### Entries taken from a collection

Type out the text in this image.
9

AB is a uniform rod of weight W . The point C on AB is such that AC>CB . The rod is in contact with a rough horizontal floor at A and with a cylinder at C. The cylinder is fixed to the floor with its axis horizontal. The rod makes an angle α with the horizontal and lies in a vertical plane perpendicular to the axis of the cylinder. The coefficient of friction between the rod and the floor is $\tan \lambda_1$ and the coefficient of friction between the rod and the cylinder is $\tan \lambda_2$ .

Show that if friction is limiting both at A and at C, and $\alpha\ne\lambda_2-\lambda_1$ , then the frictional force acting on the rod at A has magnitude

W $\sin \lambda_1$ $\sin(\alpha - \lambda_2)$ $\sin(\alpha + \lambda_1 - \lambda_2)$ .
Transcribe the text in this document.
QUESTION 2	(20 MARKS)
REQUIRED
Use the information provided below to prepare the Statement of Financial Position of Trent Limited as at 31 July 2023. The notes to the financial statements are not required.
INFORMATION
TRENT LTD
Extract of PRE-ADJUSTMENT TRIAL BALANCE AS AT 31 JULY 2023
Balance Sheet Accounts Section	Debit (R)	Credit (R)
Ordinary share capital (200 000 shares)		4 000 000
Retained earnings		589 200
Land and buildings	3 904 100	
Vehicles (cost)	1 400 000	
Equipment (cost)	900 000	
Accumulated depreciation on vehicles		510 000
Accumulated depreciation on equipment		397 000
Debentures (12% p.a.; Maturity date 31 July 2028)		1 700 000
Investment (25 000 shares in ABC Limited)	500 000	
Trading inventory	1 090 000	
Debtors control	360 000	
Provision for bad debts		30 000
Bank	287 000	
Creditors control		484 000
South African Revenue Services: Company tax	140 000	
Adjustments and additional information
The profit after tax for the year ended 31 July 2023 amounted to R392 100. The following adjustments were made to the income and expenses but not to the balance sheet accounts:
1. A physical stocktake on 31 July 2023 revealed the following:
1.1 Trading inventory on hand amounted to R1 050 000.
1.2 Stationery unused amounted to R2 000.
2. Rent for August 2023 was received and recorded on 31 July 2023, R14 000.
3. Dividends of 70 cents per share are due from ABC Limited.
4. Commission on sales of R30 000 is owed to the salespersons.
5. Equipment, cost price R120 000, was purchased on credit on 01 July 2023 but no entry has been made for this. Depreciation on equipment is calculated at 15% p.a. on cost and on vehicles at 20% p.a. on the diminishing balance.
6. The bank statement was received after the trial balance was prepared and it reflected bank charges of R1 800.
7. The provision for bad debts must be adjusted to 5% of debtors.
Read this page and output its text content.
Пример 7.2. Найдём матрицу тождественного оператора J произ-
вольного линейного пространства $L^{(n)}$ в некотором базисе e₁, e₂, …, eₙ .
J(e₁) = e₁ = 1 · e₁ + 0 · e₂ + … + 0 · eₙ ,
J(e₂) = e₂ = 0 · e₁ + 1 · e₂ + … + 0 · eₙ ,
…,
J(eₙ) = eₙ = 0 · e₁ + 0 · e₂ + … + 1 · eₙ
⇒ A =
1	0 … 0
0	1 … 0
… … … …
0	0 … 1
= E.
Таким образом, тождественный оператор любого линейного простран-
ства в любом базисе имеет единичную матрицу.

### TASK INSTRUCTIONS
Type the whole listing again, unaltered.

### REPLY
Type out the text in this image.
9

AB is a uniform rod of weight W . The point C on AB is such that AC>CB . The rod is in contact with a rough horizontal floor at A and with a cylinder at C. The cylinder is fixed to the floor with its axis horizontal. The rod makes an angle α with the horizontal and lies in a vertical plane perpendicular to the axis of the cylinder. The coefficient of friction between the rod and the floor is $\tan \lambda_1$ and the coefficient of friction between the rod and the cylinder is $\tan \lambda_2$ .

Show that if friction is limiting both at A and at C, and $\alpha\ne\lambda_2-\lambda_1$ , then the frictional force acting on the rod at A has magnitude

W $\sin \lambda_1$ $\sin(\alpha - \lambda_2)$ $\sin(\alpha + \lambda_1 - \lambda_2)$ .
Transcribe the text in this document.
QUESTION 2	(20 MARKS)
REQUIRED
Use the information provided below to prepare the Statement of Financial Position of Trent Limited as at 31 July 2023. The notes to the financial statements are not required.
INFORMATION
TRENT LTD
Extract of PRE-ADJUSTMENT TRIAL BALANCE AS AT 31 JULY 2023
Balance Sheet Accounts Section	Debit (R)	Credit (R)
Ordinary share capital (200 000 shares)		4 000 000
Retained earnings		589 200
Land and buildings	3 904 100	
Vehicles (cost)	1 400 000	
Equipment (cost)	900 000	
Accumulated depreciation on vehicles		510 000
Accumulated depreciation on equipment		397 000
Debentures (12% p.a.; Maturity date 31 July 2028)		1 700 000
Investment (25 000 shares in ABC Limited)	500 000	
Trading inventory	1 090 000	
Debtors control	360 000	
Provision for bad debts		30 000
Bank	287 000	
Creditors control		484 000
South African Revenue Services: Company tax	140 000	
Adjustments and additional information
The profit after tax for the year ended 31 July 2023 amounted to R392 100. The following adjustments were made to the income and expenses but not to the balance sheet accounts:
1. A physical stocktake on 31 July 2023 revealed the following:
1.1 Trading inventory on hand amounted to R1 050 000.
1.2 Stationery unused amounted to R2 000.
2. Rent for August 2023 was received and recorded on 31 July 2023, R14 000.
3. Dividends of 70 cents per share are due from ABC Limited.
4. Commission on sales of R30 000 is owed to the salespersons.
5. Equipment, cost price R120 000, was purchased on credit on 01 July 2023 but no entry has been made for this. Depreciation on equipment is calculated at 15% p.a. on cost and on vehicles at 20% p.a. on the diminishing balance.
6. The bank statement was received after the trial balance was prepared and it reflected bank charges of R1 800.
7. The provision for bad debts must be adjusted to 5% of debtors.
Read this page and output its text content.
Пример 7.2. Найдём матрицу тождественного оператора J произ-
вольного линейного пространства $L^{(n)}$ в некотором базисе e₁, e₂, …, eₙ .
J(e₁) = e₁ = 1 · e₁ + 0 · e₂ + … + 0 · eₙ ,
J(e₂) = e₂ = 0 · e₁ + 1 · e₂ + … + 0 · eₙ ,
…,
J(eₙ) = eₙ = 0 · e₁ + 0 · e₂ + … + 1 · eₙ
⇒ A =
1	0 … 0
0	1 … 0
… … … …
0	0 … 1
= E.
Таким образом, тождественный оператор любого линейного простран-
ства в любом базисе имеет единичную матрицу.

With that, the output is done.